● **WRITTEN PROBLEM**: Look through the entries below and count the lines with the word "Ctrl" in them; give only the number.

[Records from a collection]
# # # #

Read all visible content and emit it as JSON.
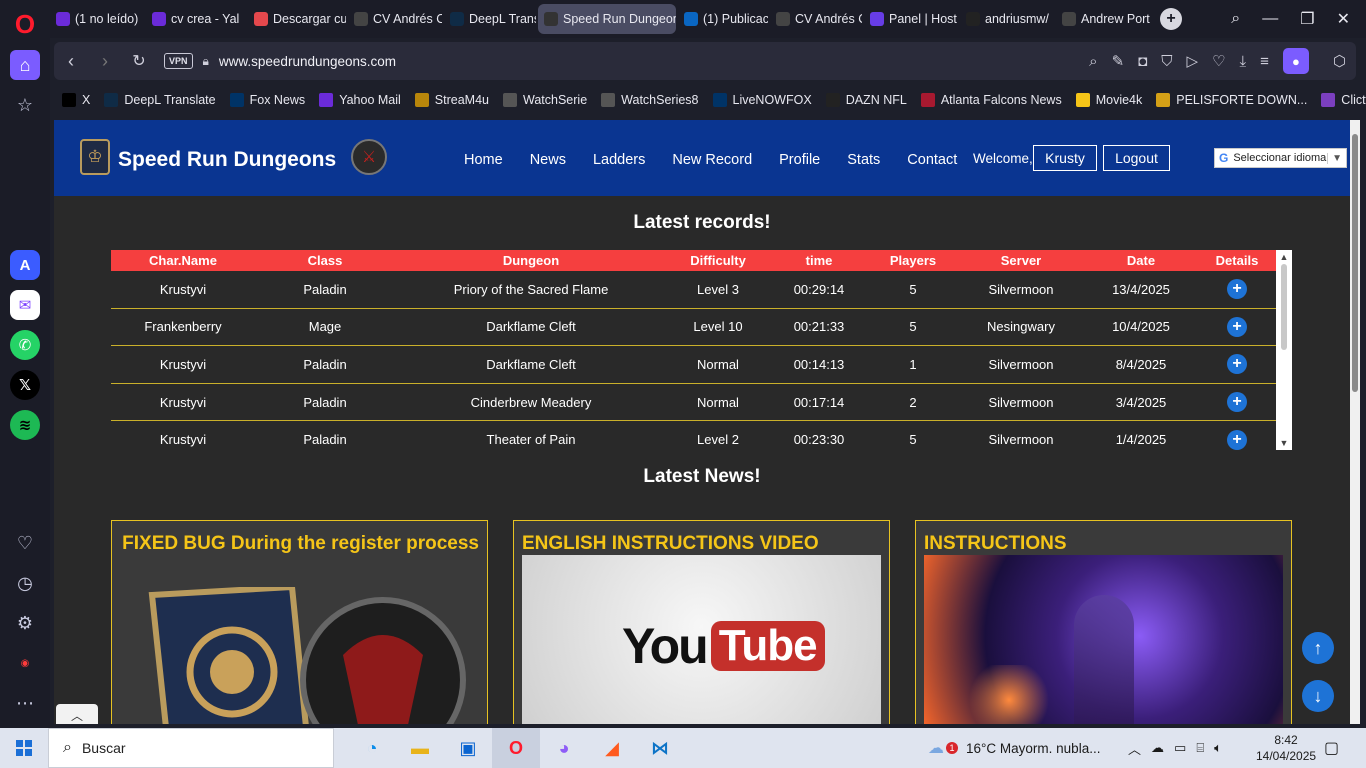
{
  "browser": {
    "tabs": [
      {
        "label": "(1 no leído)",
        "favicon": "mail-icon",
        "color": "#6b2bd9",
        "active": false
      },
      {
        "label": "cv crea - Yal",
        "favicon": "yahoo-icon",
        "color": "#6b2bd9",
        "active": false
      },
      {
        "label": "Descargar cu",
        "favicon": "download-site-icon",
        "color": "#e5484d",
        "active": false
      },
      {
        "label": "CV Andrés C",
        "favicon": "globe-icon",
        "color": "#444",
        "active": false
      },
      {
        "label": "DeepL Trans",
        "favicon": "deepl-icon",
        "color": "#0f2b46",
        "active": false
      },
      {
        "label": "Speed Run Dungeon",
        "favicon": "srd-icon",
        "color": "#333",
        "active": true
      },
      {
        "label": "(1) Publicaci",
        "favicon": "linkedin-icon",
        "color": "#0a66c2",
        "active": false
      },
      {
        "label": "CV Andrés C",
        "favicon": "globe-icon",
        "color": "#444",
        "active": false
      },
      {
        "label": "Panel | Host",
        "favicon": "hostinger-icon",
        "color": "#673de6",
        "active": false
      },
      {
        "label": "andriusmw/",
        "favicon": "github-icon",
        "color": "#222",
        "active": false
      },
      {
        "label": "Andrew Port",
        "favicon": "globe-icon",
        "color": "#444",
        "active": false
      }
    ],
    "url": "www.speedrundungeons.com",
    "vpn_label": "VPN",
    "bookmarks": [
      {
        "label": "X",
        "color": "#000"
      },
      {
        "label": "DeepL Translate",
        "color": "#0f2b46"
      },
      {
        "label": "Fox News",
        "color": "#003366"
      },
      {
        "label": "Yahoo Mail",
        "color": "#6b2bd9"
      },
      {
        "label": "StreaM4u",
        "color": "#b8860b"
      },
      {
        "label": "WatchSerie",
        "color": "#555"
      },
      {
        "label": "WatchSeries8",
        "color": "#555"
      },
      {
        "label": "LiveNOWFOX",
        "color": "#003366"
      },
      {
        "label": "DAZN NFL",
        "color": "#222"
      },
      {
        "label": "Atlanta Falcons News",
        "color": "#a71930"
      },
      {
        "label": "Movie4k",
        "color": "#f5c518"
      },
      {
        "label": "PELISFORTE DOWN...",
        "color": "#d4a017"
      },
      {
        "label": "Clictv",
        "color": "#7b3fbf"
      }
    ]
  },
  "site": {
    "title": "Speed Run Dungeons",
    "nav": [
      "Home",
      "News",
      "Ladders",
      "New Record",
      "Profile",
      "Stats",
      "Contact"
    ],
    "welcome": "Welcome,",
    "username": "Krusty",
    "logout": "Logout",
    "language_select": "Seleccionar idioma",
    "records_title": "Latest records!",
    "records_columns": [
      "Char.Name",
      "Class",
      "Dungeon",
      "Difficulty",
      "time",
      "Players",
      "Server",
      "Date",
      "Details"
    ],
    "records": [
      [
        "Krustyvi",
        "Paladin",
        "Priory of the Sacred Flame",
        "Level 3",
        "00:29:14",
        "5",
        "Silvermoon",
        "13/4/2025"
      ],
      [
        "Frankenberry",
        "Mage",
        "Darkflame Cleft",
        "Level 10",
        "00:21:33",
        "5",
        "Nesingwary",
        "10/4/2025"
      ],
      [
        "Krustyvi",
        "Paladin",
        "Darkflame Cleft",
        "Normal",
        "00:14:13",
        "1",
        "Silvermoon",
        "8/4/2025"
      ],
      [
        "Krustyvi",
        "Paladin",
        "Cinderbrew Meadery",
        "Normal",
        "00:17:14",
        "2",
        "Silvermoon",
        "3/4/2025"
      ],
      [
        "Krustyvi",
        "Paladin",
        "Theater of Pain",
        "Level 2",
        "00:23:30",
        "5",
        "Silvermoon",
        "1/4/2025"
      ]
    ],
    "news_title": "Latest News!",
    "news": [
      {
        "title": "FIXED BUG During the register process",
        "image": "alliance-horde-logos"
      },
      {
        "title": "ENGLISH INSTRUCTIONS VIDEO",
        "image": "youtube-logo"
      },
      {
        "title": "INSTRUCTIONS",
        "image": "fantasy-art"
      }
    ],
    "youtube_text_you": "You",
    "youtube_text_tube": "Tube"
  },
  "taskbar": {
    "search_placeholder": "Buscar",
    "weather_badge": "1",
    "weather": "16°C  Mayorm. nubla...",
    "time": "8:42",
    "date": "14/04/2025"
  },
  "colors": {
    "header_blue": "#0a3591",
    "table_header_red": "#f53f3f",
    "news_gold": "#f5c518",
    "detail_blue": "#1e73d6"
  }
}
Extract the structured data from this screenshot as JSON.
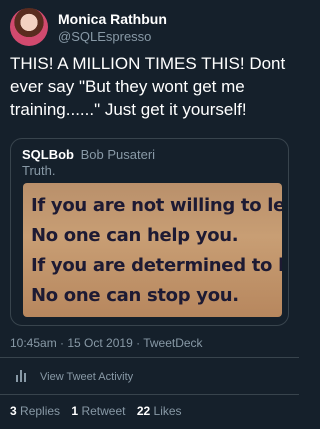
{
  "author": {
    "display_name": "Monica Rathbun",
    "handle": "@SQLEspresso"
  },
  "tweet": {
    "text": "THIS! A MILLION TIMES THIS! Dont ever say \"But they wont get me training......\" Just get it yourself!",
    "timestamp": "10:45am · 15 Oct 2019 · TweetDeck"
  },
  "quoted_tweet": {
    "name": "SQLBob",
    "handle": "Bob Pusateri",
    "text": "Truth.",
    "image_text_lines": [
      "If you are not willing to learn,",
      "No one can help you.",
      "If you are determined to learn,",
      "No one can stop you."
    ]
  },
  "activity": {
    "label": "View Tweet Activity",
    "icon": "bar-chart-icon"
  },
  "stats": {
    "replies_count": "3",
    "replies_label": "Replies",
    "retweets_count": "1",
    "retweets_label": "Retweet",
    "likes_count": "22",
    "likes_label": "Likes"
  },
  "colors": {
    "background": "#15202b",
    "text": "#ffffff",
    "secondary_text": "#8899a6",
    "border": "#38444d"
  }
}
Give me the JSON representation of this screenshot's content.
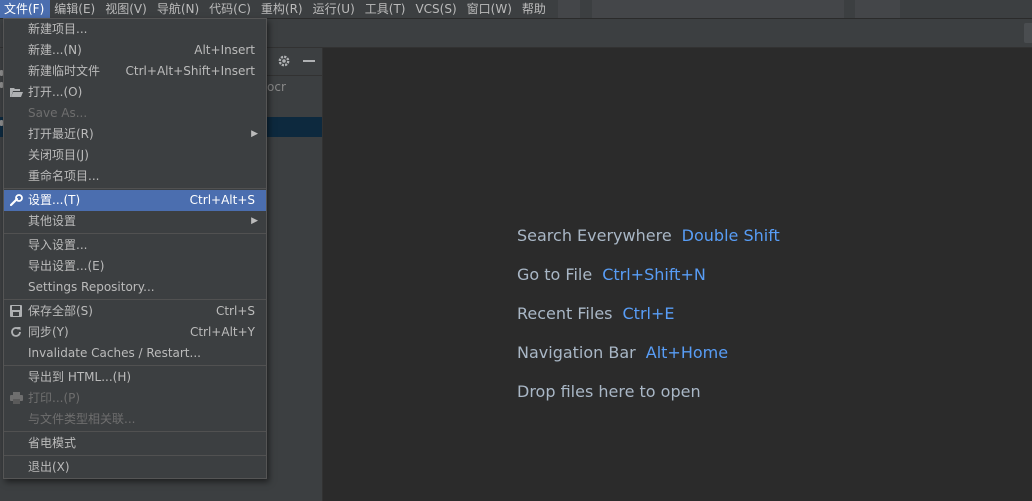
{
  "menubar": {
    "items": [
      "文件(F)",
      "编辑(E)",
      "视图(V)",
      "导航(N)",
      "代码(C)",
      "重构(R)",
      "运行(U)",
      "工具(T)",
      "VCS(S)",
      "窗口(W)",
      "帮助"
    ]
  },
  "project_panel": {
    "partial_text": "ocr"
  },
  "file_menu": {
    "groups": [
      [
        {
          "label": "新建项目...",
          "shortcut": "",
          "icon": "",
          "disabled": false,
          "submenu": false
        },
        {
          "label": "新建...(N)",
          "shortcut": "Alt+Insert",
          "icon": "",
          "disabled": false,
          "submenu": false
        },
        {
          "label": "新建临时文件",
          "shortcut": "Ctrl+Alt+Shift+Insert",
          "icon": "",
          "disabled": false,
          "submenu": false
        },
        {
          "label": "打开...(O)",
          "shortcut": "",
          "icon": "folder-open-icon",
          "disabled": false,
          "submenu": false
        },
        {
          "label": "Save As...",
          "shortcut": "",
          "icon": "",
          "disabled": true,
          "submenu": false
        },
        {
          "label": "打开最近(R)",
          "shortcut": "",
          "icon": "",
          "disabled": false,
          "submenu": true
        },
        {
          "label": "关闭项目(J)",
          "shortcut": "",
          "icon": "",
          "disabled": false,
          "submenu": false
        },
        {
          "label": "重命名项目...",
          "shortcut": "",
          "icon": "",
          "disabled": false,
          "submenu": false
        }
      ],
      [
        {
          "label": "设置...(T)",
          "shortcut": "Ctrl+Alt+S",
          "icon": "wrench-icon",
          "disabled": false,
          "submenu": false,
          "selected": true
        },
        {
          "label": "其他设置",
          "shortcut": "",
          "icon": "",
          "disabled": false,
          "submenu": true
        }
      ],
      [
        {
          "label": "导入设置...",
          "shortcut": "",
          "icon": "",
          "disabled": false,
          "submenu": false
        },
        {
          "label": "导出设置...(E)",
          "shortcut": "",
          "icon": "",
          "disabled": false,
          "submenu": false
        },
        {
          "label": "Settings Repository...",
          "shortcut": "",
          "icon": "",
          "disabled": false,
          "submenu": false
        }
      ],
      [
        {
          "label": "保存全部(S)",
          "shortcut": "Ctrl+S",
          "icon": "save-icon",
          "disabled": false,
          "submenu": false
        },
        {
          "label": "同步(Y)",
          "shortcut": "Ctrl+Alt+Y",
          "icon": "sync-icon",
          "disabled": false,
          "submenu": false
        },
        {
          "label": "Invalidate Caches / Restart...",
          "shortcut": "",
          "icon": "",
          "disabled": false,
          "submenu": false
        }
      ],
      [
        {
          "label": "导出到 HTML...(H)",
          "shortcut": "",
          "icon": "",
          "disabled": false,
          "submenu": false
        },
        {
          "label": "打印...(P)",
          "shortcut": "",
          "icon": "print-icon",
          "disabled": true,
          "submenu": false
        },
        {
          "label": "与文件类型相关联...",
          "shortcut": "",
          "icon": "",
          "disabled": true,
          "submenu": false
        }
      ],
      [
        {
          "label": "省电模式",
          "shortcut": "",
          "icon": "",
          "disabled": false,
          "submenu": false
        }
      ],
      [
        {
          "label": "退出(X)",
          "shortcut": "",
          "icon": "",
          "disabled": false,
          "submenu": false
        }
      ]
    ]
  },
  "editor_hints": [
    {
      "label": "Search Everywhere",
      "key": "Double Shift"
    },
    {
      "label": "Go to File",
      "key": "Ctrl+Shift+N"
    },
    {
      "label": "Recent Files",
      "key": "Ctrl+E"
    },
    {
      "label": "Navigation Bar",
      "key": "Alt+Home"
    },
    {
      "label": "Drop files here to open",
      "key": ""
    }
  ],
  "colors": {
    "accent": "#4b6eaf",
    "hint_key": "#589df6",
    "panel_bg": "#3c3f41",
    "editor_bg": "#2b2b2b"
  }
}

# # # #

● **RESULT FOR THIS TASK**: 6